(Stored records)

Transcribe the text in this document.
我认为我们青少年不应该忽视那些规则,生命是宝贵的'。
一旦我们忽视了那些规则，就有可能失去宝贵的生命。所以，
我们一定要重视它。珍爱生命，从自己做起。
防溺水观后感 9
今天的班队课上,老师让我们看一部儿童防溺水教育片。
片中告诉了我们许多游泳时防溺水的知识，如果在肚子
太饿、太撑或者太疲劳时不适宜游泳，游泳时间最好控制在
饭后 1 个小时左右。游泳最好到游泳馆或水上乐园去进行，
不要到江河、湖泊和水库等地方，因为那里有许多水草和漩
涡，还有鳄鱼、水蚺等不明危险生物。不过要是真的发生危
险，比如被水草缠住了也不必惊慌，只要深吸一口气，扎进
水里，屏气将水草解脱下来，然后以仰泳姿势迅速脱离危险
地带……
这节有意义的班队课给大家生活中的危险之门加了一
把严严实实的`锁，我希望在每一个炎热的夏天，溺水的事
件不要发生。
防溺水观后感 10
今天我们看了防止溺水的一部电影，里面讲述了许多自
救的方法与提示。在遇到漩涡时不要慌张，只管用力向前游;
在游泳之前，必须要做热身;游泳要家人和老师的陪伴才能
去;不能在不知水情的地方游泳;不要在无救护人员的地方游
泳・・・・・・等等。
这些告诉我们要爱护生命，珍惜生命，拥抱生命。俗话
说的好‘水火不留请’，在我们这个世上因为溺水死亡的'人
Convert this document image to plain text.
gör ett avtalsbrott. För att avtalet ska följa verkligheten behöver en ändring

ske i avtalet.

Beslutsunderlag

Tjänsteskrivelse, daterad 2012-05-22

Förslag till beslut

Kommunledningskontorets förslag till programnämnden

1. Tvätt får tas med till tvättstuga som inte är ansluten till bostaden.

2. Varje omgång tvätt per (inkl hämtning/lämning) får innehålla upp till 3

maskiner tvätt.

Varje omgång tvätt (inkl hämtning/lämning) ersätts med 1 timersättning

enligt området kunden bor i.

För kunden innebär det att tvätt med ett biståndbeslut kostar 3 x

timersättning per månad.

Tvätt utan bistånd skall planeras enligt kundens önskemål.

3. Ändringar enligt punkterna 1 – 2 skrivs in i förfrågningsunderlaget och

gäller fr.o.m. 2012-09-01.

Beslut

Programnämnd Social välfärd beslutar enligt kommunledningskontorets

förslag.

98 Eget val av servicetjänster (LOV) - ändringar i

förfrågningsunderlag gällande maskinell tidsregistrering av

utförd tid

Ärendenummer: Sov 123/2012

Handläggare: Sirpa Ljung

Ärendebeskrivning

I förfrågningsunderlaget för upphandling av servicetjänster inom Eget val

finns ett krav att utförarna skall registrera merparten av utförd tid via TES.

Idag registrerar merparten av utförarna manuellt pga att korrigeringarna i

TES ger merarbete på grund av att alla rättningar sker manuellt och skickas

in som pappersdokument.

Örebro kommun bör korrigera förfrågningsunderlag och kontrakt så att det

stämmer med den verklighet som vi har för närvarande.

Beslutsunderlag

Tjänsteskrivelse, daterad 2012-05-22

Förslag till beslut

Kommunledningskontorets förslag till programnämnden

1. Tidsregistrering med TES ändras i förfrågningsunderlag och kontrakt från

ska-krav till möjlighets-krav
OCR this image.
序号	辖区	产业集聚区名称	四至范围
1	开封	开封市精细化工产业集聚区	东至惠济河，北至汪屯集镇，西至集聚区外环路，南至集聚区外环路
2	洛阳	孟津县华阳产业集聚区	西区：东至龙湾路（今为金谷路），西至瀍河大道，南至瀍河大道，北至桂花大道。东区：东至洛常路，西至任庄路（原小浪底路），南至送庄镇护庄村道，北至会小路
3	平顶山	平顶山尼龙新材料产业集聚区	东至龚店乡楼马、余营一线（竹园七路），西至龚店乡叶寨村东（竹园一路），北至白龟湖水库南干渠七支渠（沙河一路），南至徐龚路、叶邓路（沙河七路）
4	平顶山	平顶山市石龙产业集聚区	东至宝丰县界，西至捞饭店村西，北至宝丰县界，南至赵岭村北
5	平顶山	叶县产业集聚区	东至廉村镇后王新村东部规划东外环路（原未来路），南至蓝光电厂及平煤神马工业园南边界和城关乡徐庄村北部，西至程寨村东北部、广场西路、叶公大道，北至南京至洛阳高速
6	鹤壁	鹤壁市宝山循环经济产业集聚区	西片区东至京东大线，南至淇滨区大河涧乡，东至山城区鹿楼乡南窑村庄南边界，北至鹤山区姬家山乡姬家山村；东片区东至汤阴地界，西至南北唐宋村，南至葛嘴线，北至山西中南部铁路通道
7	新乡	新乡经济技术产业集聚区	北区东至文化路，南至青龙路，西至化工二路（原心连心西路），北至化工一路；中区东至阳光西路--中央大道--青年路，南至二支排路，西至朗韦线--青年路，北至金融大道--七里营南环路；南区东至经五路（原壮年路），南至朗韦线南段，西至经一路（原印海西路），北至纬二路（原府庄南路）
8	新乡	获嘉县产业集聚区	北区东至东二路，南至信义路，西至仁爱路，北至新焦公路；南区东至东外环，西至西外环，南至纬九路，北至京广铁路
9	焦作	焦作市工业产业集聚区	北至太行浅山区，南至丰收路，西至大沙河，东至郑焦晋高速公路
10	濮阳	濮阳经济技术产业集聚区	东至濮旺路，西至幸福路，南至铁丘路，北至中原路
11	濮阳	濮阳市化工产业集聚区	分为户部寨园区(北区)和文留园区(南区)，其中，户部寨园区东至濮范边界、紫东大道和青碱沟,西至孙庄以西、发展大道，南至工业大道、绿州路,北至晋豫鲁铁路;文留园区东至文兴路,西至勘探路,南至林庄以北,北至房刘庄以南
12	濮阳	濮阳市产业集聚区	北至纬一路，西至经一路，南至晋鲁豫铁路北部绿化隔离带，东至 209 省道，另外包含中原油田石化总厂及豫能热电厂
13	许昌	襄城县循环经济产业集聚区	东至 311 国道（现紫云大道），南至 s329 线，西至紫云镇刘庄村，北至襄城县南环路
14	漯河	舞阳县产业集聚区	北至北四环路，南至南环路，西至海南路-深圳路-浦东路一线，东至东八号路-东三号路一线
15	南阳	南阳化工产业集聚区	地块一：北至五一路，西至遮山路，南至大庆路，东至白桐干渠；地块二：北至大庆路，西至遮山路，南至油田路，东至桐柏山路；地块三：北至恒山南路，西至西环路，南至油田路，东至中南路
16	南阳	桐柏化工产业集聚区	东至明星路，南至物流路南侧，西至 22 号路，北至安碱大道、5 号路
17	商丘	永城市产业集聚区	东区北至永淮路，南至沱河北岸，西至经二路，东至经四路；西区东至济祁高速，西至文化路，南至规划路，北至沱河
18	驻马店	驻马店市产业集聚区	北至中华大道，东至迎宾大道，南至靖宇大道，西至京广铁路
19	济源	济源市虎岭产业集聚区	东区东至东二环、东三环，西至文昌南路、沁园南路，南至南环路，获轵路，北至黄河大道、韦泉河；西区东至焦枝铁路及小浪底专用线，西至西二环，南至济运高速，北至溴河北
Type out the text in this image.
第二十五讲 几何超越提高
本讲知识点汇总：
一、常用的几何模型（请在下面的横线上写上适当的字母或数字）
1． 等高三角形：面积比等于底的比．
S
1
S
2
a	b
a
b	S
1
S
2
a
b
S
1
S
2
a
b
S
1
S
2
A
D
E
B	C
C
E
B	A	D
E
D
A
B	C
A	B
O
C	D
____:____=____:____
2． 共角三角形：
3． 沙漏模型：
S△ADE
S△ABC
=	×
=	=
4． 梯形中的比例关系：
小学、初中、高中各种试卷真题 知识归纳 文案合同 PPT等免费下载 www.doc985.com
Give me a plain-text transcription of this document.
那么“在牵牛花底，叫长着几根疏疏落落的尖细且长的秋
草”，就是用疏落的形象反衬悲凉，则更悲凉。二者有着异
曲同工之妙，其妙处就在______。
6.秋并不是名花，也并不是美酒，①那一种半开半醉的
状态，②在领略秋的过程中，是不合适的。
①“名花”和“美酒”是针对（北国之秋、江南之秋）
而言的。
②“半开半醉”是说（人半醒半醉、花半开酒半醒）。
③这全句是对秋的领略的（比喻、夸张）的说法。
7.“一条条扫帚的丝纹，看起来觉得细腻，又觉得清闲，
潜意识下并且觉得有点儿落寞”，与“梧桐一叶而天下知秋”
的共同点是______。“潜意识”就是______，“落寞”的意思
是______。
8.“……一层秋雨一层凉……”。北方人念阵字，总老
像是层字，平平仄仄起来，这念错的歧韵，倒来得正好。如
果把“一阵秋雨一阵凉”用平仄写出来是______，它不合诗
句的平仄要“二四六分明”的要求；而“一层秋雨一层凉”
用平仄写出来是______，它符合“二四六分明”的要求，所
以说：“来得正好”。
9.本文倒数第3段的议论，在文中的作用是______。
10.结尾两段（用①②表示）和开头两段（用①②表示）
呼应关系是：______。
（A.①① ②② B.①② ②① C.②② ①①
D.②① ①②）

- _WHAT THE TASK ASKS_
Each line from the one with "Give me a plain-text" through the last line of the records must be written out word for word. Include nothing else.

- _THE REPLY_
Give me a plain-text transcription of this document.
那么“在牵牛花底，叫长着几根疏疏落落的尖细且长的秋
草”，就是用疏落的形象反衬悲凉，则更悲凉。二者有着异
曲同工之妙，其妙处就在______。
6.秋并不是名花，也并不是美酒，①那一种半开半醉的
状态，②在领略秋的过程中，是不合适的。
①“名花”和“美酒”是针对（北国之秋、江南之秋）
而言的。
②“半开半醉”是说（人半醒半醉、花半开酒半醒）。
③这全句是对秋的领略的（比喻、夸张）的说法。
7.“一条条扫帚的丝纹，看起来觉得细腻，又觉得清闲，
潜意识下并且觉得有点儿落寞”，与“梧桐一叶而天下知秋”
的共同点是______。“潜意识”就是______，“落寞”的意思
是______。
8.“……一层秋雨一层凉……”。北方人念阵字，总老
像是层字，平平仄仄起来，这念错的歧韵，倒来得正好。如
果把“一阵秋雨一阵凉”用平仄写出来是______，它不合诗
句的平仄要“二四六分明”的要求；而“一层秋雨一层凉”
用平仄写出来是______，它符合“二四六分明”的要求，所
以说：“来得正好”。
9.本文倒数第3段的议论，在文中的作用是______。
10.结尾两段（用①②表示）和开头两段（用①②表示）
呼应关系是：______。
（A.①① ②② B.①② ②① C.②② ①①
D.②① ①②）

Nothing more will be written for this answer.